Exercise data
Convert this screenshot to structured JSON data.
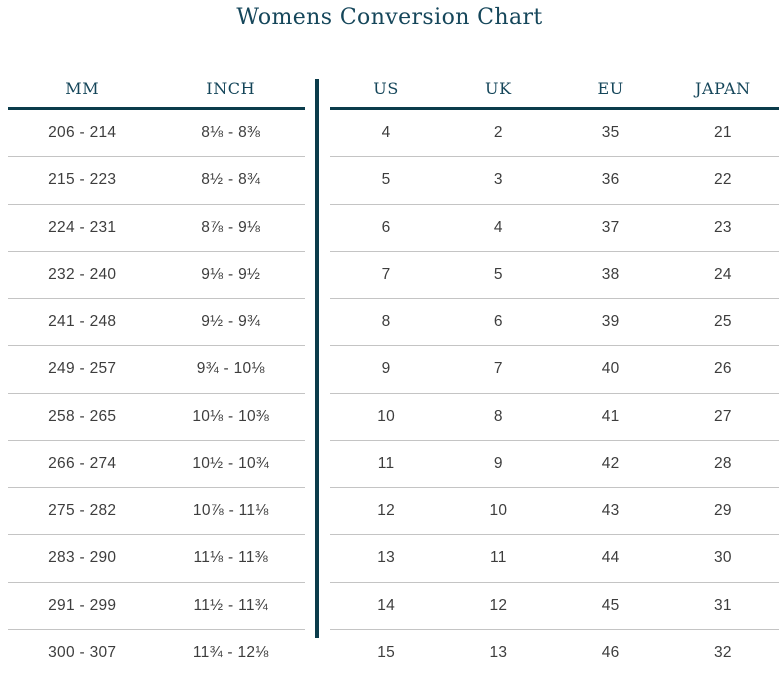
{
  "page_title": "Womens Conversion Chart",
  "colors": {
    "accent_line": "#0b3c4b",
    "heading_text": "#15465a",
    "body_text": "#3d3d3d",
    "row_divider": "#c4c4c4",
    "background": "#ffffff"
  },
  "chart_data": {
    "type": "table",
    "title": "Womens Conversion Chart",
    "columns": [
      "MM",
      "INCH",
      "US",
      "UK",
      "EU",
      "JAPAN"
    ],
    "left_section_columns": [
      "MM",
      "INCH"
    ],
    "right_section_columns": [
      "US",
      "UK",
      "EU",
      "JAPAN"
    ],
    "rows": [
      [
        "206 - 214",
        "8⅛ - 8⅜",
        "4",
        "2",
        "35",
        "21"
      ],
      [
        "215 - 223",
        "8½ - 8¾",
        "5",
        "3",
        "36",
        "22"
      ],
      [
        "224 - 231",
        "8⅞ - 9⅛",
        "6",
        "4",
        "37",
        "23"
      ],
      [
        "232 - 240",
        "9⅛ - 9½",
        "7",
        "5",
        "38",
        "24"
      ],
      [
        "241 - 248",
        "9½ - 9¾",
        "8",
        "6",
        "39",
        "25"
      ],
      [
        "249 - 257",
        "9¾ - 10⅛",
        "9",
        "7",
        "40",
        "26"
      ],
      [
        "258 - 265",
        "10⅛ - 10⅜",
        "10",
        "8",
        "41",
        "27"
      ],
      [
        "266 - 274",
        "10½ - 10¾",
        "11",
        "9",
        "42",
        "28"
      ],
      [
        "275 - 282",
        "10⅞ - 11⅛",
        "12",
        "10",
        "43",
        "29"
      ],
      [
        "283 - 290",
        "11⅛ - 11⅜",
        "13",
        "11",
        "44",
        "30"
      ],
      [
        "291 - 299",
        "11½ - 11¾",
        "14",
        "12",
        "45",
        "31"
      ],
      [
        "300 - 307",
        "11¾ - 12⅛",
        "15",
        "13",
        "46",
        "32"
      ]
    ]
  }
}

Directions for this task
Pictures appear in the records above. Output everything except them, exactly.

Completed exercise
Convert this screenshot to structured JSON data.
{
  "page_title": "Womens Conversion Chart",
  "colors": {
    "accent_line": "#0b3c4b",
    "heading_text": "#15465a",
    "body_text": "#3d3d3d",
    "row_divider": "#c4c4c4",
    "background": "#ffffff"
  },
  "chart_data": {
    "type": "table",
    "title": "Womens Conversion Chart",
    "columns": [
      "MM",
      "INCH",
      "US",
      "UK",
      "EU",
      "JAPAN"
    ],
    "left_section_columns": [
      "MM",
      "INCH"
    ],
    "right_section_columns": [
      "US",
      "UK",
      "EU",
      "JAPAN"
    ],
    "rows": [
      [
        "206 - 214",
        "8⅛ - 8⅜",
        "4",
        "2",
        "35",
        "21"
      ],
      [
        "215 - 223",
        "8½ - 8¾",
        "5",
        "3",
        "36",
        "22"
      ],
      [
        "224 - 231",
        "8⅞ - 9⅛",
        "6",
        "4",
        "37",
        "23"
      ],
      [
        "232 - 240",
        "9⅛ - 9½",
        "7",
        "5",
        "38",
        "24"
      ],
      [
        "241 - 248",
        "9½ - 9¾",
        "8",
        "6",
        "39",
        "25"
      ],
      [
        "249 - 257",
        "9¾ - 10⅛",
        "9",
        "7",
        "40",
        "26"
      ],
      [
        "258 - 265",
        "10⅛ - 10⅜",
        "10",
        "8",
        "41",
        "27"
      ],
      [
        "266 - 274",
        "10½ - 10¾",
        "11",
        "9",
        "42",
        "28"
      ],
      [
        "275 - 282",
        "10⅞ - 11⅛",
        "12",
        "10",
        "43",
        "29"
      ],
      [
        "283 - 290",
        "11⅛ - 11⅜",
        "13",
        "11",
        "44",
        "30"
      ],
      [
        "291 - 299",
        "11½ - 11¾",
        "14",
        "12",
        "45",
        "31"
      ],
      [
        "300 - 307",
        "11¾ - 12⅛",
        "15",
        "13",
        "46",
        "32"
      ]
    ]
  }
}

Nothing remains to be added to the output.